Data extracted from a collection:
————

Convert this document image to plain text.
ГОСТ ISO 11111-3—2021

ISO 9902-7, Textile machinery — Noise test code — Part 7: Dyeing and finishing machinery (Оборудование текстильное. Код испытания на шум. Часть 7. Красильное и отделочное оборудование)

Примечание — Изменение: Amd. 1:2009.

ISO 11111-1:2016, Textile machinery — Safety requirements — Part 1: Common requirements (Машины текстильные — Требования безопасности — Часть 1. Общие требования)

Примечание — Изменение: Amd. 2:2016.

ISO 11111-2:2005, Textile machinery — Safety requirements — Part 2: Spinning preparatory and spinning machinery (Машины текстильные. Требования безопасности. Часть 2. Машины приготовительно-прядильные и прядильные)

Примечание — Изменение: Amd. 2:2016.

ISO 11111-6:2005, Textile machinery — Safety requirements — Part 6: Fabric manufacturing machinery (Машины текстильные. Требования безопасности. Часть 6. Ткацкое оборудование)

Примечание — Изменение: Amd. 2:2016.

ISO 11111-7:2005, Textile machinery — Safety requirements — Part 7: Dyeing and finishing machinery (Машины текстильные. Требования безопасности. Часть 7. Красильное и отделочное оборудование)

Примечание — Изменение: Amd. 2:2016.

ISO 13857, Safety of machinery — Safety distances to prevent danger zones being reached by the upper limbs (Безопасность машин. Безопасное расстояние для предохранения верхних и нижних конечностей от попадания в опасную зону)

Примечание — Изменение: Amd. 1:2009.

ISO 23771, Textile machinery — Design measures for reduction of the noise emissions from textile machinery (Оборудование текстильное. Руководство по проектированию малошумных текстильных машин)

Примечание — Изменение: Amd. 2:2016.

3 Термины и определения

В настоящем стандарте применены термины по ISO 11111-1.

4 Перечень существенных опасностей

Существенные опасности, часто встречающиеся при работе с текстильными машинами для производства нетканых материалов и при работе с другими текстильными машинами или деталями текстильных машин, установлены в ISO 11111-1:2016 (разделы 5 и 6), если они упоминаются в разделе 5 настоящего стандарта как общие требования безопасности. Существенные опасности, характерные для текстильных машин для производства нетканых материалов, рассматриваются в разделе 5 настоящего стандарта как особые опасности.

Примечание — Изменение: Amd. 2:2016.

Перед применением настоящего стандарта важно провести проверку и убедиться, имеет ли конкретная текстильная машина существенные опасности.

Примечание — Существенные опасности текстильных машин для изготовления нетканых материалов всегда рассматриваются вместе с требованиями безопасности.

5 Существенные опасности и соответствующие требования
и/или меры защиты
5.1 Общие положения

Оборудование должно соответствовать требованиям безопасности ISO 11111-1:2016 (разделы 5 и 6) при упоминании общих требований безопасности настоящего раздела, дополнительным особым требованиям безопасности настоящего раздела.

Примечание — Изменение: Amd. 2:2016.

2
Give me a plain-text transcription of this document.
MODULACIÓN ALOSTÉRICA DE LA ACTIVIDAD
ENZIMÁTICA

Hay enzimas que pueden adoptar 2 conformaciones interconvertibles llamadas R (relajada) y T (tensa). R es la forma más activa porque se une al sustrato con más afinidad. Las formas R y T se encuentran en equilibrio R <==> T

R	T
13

————

Exercise directions - Copy down the material exactly as written.

Task response -
Convert this document image to plain text.
ГОСТ ISO 11111-3—2021

ISO 9902-7, Textile machinery — Noise test code — Part 7: Dyeing and finishing machinery (Оборудование текстильное. Код испытания на шум. Часть 7. Красильное и отделочное оборудование)

Примечание — Изменение: Amd. 1:2009.

ISO 11111-1:2016, Textile machinery — Safety requirements — Part 1: Common requirements (Машины текстильные — Требования безопасности — Часть 1. Общие требования)

Примечание — Изменение: Amd. 2:2016.

ISO 11111-2:2005, Textile machinery — Safety requirements — Part 2: Spinning preparatory and spinning machinery (Машины текстильные. Требования безопасности. Часть 2. Машины приготовительно-прядильные и прядильные)

Примечание — Изменение: Amd. 2:2016.

ISO 11111-6:2005, Textile machinery — Safety requirements — Part 6: Fabric manufacturing machinery (Машины текстильные. Требования безопасности. Часть 6. Ткацкое оборудование)

Примечание — Изменение: Amd. 2:2016.

ISO 11111-7:2005, Textile machinery — Safety requirements — Part 7: Dyeing and finishing machinery (Машины текстильные. Требования безопасности. Часть 7. Красильное и отделочное оборудование)

Примечание — Изменение: Amd. 2:2016.

ISO 13857, Safety of machinery — Safety distances to prevent danger zones being reached by the upper limbs (Безопасность машин. Безопасное расстояние для предохранения верхних и нижних конечностей от попадания в опасную зону)

Примечание — Изменение: Amd. 1:2009.

ISO 23771, Textile machinery — Design measures for reduction of the noise emissions from textile machinery (Оборудование текстильное. Руководство по проектированию малошумных текстильных машин)

Примечание — Изменение: Amd. 2:2016.

3 Термины и определения

В настоящем стандарте применены термины по ISO 11111-1.

4 Перечень существенных опасностей

Существенные опасности, часто встречающиеся при работе с текстильными машинами для производства нетканых материалов и при работе с другими текстильными машинами или деталями текстильных машин, установлены в ISO 11111-1:2016 (разделы 5 и 6), если они упоминаются в разделе 5 настоящего стандарта как общие требования безопасности. Существенные опасности, характерные для текстильных машин для производства нетканых материалов, рассматриваются в разделе 5 настоящего стандарта как особые опасности.

Примечание — Изменение: Amd. 2:2016.

Перед применением настоящего стандарта важно провести проверку и убедиться, имеет ли конкретная текстильная машина существенные опасности.

Примечание — Существенные опасности текстильных машин для изготовления нетканых материалов всегда рассматриваются вместе с требованиями безопасности.

5 Существенные опасности и соответствующие требования
и/или меры защиты
5.1 Общие положения

Оборудование должно соответствовать требованиям безопасности ISO 11111-1:2016 (разделы 5 и 6) при упоминании общих требований безопасности настоящего раздела, дополнительным особым требованиям безопасности настоящего раздела.

Примечание — Изменение: Amd. 2:2016.

2
Give me a plain-text transcription of this document.
MODULACIÓN ALOSTÉRICA DE LA ACTIVIDAD
ENZIMÁTICA

Hay enzimas que pueden adoptar 2 conformaciones interconvertibles llamadas R (relajada) y T (tensa). R es la forma más activa porque se une al sustrato con más afinidad. Las formas R y T se encuentran en equilibrio R <==> T

R	T
13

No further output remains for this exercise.